> EXERCISE DATA:

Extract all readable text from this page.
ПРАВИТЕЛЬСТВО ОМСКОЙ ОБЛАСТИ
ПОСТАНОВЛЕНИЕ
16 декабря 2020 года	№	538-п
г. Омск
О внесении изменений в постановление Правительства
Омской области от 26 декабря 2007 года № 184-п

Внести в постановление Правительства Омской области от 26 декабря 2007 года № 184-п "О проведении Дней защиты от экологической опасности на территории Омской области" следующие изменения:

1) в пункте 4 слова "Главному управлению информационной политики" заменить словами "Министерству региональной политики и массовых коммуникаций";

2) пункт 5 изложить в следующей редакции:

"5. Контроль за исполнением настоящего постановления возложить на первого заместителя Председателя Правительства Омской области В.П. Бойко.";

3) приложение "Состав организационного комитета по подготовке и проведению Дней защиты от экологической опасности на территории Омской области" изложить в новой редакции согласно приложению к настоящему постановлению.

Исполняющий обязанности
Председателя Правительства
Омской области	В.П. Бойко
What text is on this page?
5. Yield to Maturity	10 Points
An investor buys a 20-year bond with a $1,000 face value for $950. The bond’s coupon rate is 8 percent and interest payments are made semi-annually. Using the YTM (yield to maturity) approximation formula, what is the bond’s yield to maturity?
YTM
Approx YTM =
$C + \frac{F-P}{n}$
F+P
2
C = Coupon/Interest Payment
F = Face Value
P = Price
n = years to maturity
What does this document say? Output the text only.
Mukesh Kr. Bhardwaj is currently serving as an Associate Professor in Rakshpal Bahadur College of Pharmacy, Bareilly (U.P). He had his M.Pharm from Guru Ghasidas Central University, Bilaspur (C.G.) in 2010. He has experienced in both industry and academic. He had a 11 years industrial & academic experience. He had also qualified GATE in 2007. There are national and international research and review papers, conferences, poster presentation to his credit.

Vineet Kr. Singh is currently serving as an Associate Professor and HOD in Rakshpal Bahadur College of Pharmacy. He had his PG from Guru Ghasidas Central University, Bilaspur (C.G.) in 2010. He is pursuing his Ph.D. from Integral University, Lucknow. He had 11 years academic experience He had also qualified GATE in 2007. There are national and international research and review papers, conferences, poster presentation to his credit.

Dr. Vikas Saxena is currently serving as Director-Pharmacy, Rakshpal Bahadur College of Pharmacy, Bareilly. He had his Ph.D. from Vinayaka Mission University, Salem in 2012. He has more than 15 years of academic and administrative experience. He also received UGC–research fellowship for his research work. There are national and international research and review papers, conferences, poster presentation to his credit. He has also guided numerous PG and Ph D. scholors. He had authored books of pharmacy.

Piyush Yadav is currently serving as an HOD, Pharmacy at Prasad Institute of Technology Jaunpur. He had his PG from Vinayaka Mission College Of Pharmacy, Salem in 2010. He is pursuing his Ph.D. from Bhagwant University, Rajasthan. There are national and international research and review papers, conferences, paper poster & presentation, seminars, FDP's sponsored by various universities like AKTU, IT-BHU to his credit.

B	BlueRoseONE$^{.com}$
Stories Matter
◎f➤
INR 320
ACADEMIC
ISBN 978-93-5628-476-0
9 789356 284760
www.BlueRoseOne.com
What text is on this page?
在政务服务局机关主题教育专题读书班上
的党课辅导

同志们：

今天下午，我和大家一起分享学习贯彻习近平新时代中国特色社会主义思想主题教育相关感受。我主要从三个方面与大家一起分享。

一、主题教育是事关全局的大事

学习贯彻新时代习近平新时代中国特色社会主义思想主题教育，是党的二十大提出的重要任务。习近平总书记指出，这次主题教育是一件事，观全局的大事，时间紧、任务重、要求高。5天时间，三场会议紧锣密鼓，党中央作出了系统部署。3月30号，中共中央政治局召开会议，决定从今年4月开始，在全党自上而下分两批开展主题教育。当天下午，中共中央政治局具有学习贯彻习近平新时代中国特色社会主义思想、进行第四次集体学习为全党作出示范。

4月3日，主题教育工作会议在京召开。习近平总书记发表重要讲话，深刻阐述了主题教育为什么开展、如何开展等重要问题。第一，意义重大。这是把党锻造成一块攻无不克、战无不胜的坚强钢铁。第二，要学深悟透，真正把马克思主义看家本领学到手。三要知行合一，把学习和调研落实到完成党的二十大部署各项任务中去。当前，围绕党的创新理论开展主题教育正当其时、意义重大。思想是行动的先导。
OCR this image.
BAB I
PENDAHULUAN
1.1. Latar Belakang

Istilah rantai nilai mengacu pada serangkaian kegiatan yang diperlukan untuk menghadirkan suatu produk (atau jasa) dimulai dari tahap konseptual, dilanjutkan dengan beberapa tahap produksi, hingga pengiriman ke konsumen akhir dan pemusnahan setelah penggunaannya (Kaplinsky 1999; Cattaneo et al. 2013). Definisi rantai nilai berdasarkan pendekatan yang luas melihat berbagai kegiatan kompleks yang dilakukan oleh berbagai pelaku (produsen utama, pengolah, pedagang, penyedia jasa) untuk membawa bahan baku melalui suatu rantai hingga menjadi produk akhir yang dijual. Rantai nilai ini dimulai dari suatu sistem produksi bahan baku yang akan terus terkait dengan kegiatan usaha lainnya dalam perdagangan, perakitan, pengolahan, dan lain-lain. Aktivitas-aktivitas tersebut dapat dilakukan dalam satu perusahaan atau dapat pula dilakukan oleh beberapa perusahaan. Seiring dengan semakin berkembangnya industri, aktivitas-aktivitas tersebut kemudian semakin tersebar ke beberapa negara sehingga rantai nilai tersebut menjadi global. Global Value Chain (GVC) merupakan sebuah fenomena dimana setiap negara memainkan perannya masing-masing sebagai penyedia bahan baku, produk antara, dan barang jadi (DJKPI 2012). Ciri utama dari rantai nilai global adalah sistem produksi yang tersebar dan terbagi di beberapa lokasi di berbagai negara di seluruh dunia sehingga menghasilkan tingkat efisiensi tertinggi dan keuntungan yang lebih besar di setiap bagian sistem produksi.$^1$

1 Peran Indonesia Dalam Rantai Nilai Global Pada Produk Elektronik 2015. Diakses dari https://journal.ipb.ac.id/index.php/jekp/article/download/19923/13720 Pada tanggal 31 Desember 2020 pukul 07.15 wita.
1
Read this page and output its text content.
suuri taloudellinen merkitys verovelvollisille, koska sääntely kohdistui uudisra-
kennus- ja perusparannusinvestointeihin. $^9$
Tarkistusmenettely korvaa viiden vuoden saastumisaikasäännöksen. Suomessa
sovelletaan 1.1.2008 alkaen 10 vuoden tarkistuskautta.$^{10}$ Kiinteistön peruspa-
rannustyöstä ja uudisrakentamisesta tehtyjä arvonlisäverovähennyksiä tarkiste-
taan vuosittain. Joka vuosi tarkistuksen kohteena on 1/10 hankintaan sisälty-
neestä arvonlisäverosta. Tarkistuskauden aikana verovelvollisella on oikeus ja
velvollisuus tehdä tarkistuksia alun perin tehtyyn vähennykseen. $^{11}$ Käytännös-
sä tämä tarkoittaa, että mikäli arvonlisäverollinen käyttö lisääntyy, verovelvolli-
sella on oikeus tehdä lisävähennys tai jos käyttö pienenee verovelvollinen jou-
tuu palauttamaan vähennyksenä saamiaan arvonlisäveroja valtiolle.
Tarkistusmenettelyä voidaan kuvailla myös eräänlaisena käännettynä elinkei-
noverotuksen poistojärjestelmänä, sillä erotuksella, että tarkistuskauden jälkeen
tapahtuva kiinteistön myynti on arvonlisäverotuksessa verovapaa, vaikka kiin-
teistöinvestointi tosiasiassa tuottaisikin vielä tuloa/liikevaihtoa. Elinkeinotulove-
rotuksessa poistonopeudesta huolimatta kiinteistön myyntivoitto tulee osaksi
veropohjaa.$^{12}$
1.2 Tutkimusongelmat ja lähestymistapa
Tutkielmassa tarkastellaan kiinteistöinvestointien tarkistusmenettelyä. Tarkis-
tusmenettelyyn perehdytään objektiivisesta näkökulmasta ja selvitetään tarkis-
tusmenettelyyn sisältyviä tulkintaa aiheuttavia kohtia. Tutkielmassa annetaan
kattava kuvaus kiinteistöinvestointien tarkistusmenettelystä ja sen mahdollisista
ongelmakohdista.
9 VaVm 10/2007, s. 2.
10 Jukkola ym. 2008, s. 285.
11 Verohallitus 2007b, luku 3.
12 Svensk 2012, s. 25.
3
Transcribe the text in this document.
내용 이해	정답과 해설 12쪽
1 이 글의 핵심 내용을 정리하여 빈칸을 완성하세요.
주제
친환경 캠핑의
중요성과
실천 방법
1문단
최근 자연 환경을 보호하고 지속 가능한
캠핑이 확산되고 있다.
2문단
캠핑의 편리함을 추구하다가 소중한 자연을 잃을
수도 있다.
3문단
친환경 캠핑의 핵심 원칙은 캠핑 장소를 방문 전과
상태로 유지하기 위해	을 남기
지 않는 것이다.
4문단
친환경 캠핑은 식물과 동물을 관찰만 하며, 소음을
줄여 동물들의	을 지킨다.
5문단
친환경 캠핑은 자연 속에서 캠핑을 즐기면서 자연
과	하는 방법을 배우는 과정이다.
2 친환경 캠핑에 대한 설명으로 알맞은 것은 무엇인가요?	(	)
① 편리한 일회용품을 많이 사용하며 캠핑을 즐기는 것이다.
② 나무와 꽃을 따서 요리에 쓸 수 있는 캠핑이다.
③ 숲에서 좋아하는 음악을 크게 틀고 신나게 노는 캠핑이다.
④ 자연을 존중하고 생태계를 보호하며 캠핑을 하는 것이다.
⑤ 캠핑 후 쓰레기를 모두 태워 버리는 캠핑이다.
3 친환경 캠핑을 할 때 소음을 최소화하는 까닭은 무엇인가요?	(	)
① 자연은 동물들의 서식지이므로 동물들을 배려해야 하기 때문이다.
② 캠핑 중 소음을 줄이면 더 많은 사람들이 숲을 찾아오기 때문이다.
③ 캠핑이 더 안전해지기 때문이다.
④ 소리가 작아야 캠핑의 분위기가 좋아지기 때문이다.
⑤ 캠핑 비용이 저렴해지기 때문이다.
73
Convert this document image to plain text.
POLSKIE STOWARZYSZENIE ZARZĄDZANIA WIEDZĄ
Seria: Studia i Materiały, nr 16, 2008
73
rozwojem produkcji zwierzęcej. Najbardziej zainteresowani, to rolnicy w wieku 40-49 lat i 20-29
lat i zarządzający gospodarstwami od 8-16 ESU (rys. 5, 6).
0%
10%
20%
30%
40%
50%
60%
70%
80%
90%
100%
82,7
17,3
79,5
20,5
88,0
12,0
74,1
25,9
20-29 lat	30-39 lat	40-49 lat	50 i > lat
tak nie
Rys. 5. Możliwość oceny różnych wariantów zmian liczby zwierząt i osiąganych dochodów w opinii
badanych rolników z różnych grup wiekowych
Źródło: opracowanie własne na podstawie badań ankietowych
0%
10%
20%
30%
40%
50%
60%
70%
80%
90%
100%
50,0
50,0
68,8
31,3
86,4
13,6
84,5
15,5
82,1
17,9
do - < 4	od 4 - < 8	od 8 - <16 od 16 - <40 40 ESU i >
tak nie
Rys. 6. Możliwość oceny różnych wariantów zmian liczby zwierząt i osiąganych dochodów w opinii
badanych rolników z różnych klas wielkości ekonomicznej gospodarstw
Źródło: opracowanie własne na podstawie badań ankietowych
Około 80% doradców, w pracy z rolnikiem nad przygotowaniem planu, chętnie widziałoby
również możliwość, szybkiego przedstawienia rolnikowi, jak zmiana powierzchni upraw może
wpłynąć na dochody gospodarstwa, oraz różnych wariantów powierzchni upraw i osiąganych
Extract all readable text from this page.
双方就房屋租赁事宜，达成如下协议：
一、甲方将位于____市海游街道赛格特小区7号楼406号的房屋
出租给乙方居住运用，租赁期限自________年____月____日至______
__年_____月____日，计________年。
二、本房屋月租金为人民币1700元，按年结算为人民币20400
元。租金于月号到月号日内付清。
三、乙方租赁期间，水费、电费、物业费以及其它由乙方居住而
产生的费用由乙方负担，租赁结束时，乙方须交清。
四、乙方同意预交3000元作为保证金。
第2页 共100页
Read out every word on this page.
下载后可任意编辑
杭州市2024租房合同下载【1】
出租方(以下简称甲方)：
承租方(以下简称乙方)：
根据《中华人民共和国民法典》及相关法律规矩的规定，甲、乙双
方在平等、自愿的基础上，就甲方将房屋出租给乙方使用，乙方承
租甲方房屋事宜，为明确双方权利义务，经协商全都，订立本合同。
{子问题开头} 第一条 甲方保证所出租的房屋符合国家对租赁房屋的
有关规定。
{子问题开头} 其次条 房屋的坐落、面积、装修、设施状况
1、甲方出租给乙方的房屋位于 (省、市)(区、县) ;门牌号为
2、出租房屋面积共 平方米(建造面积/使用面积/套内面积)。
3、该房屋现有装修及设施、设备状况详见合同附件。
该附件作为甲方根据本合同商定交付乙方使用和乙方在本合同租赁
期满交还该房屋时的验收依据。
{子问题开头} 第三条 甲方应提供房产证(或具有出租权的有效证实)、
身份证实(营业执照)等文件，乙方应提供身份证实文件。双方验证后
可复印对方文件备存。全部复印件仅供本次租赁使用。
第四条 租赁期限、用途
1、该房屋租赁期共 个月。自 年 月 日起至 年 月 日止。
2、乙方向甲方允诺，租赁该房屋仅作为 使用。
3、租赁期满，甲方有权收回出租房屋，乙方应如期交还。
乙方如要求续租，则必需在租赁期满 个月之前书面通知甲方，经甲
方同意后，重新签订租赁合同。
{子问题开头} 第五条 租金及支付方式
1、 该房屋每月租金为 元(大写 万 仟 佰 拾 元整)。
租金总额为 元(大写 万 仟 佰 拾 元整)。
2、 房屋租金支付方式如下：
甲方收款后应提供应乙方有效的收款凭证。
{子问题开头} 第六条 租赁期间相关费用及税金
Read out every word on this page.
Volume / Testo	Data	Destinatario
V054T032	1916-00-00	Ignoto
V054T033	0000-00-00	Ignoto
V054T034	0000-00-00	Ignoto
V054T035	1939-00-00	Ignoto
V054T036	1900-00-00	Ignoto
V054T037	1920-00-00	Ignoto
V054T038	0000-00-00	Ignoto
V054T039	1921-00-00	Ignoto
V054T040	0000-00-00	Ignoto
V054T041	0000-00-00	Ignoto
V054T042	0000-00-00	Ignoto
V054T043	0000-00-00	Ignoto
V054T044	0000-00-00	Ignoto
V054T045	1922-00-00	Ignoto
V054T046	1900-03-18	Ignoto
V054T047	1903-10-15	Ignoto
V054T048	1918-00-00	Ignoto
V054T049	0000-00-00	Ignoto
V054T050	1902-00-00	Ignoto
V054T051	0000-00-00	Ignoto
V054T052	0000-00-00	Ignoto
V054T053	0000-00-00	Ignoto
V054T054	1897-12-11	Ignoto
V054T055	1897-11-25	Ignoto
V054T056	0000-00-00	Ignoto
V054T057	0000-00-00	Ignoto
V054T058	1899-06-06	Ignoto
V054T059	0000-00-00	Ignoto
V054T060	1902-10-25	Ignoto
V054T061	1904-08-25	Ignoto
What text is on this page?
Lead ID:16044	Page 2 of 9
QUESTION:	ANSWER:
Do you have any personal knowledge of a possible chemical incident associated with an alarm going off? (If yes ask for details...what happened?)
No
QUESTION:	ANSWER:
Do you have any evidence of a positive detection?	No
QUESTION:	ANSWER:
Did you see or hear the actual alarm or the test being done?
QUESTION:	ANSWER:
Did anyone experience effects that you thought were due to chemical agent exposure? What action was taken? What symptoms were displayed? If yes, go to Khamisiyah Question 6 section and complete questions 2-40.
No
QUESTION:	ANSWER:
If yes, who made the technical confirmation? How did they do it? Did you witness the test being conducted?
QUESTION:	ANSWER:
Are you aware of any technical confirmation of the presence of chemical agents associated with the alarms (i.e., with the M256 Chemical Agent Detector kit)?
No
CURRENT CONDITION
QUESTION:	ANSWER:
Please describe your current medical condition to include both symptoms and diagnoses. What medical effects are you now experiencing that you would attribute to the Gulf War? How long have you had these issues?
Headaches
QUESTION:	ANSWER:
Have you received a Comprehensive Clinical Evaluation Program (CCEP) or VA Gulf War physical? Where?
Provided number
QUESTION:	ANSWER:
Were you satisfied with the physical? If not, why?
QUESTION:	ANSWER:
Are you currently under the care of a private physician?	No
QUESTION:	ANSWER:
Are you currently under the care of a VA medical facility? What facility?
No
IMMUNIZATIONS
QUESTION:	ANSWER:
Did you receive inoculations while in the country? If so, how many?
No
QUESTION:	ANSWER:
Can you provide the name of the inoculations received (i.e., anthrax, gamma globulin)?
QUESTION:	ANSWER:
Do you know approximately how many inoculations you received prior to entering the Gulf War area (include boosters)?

> GOAL OF THE EXERCISE:
Pick out the lines containing the string "with".

> RESULT OF THE TASK:
An investor buys a 20-year bond with a $1,000 face value for $950. The bond’s coupon rate is 8 percent and interest payments are made semi-annually. Using the YTM (yield to maturity) approximation formula, what is the bond’s yield to maturity?
Do you have any personal knowledge of a possible chemical incident associated with an alarm going off? (If yes ask for details...what happened?)
Are you aware of any technical confirmation of the presence of chemical agents associated with the alarms (i.e., with the M256 Chemical Agent Detector kit)?
Were you satisfied with the physical? If not, why?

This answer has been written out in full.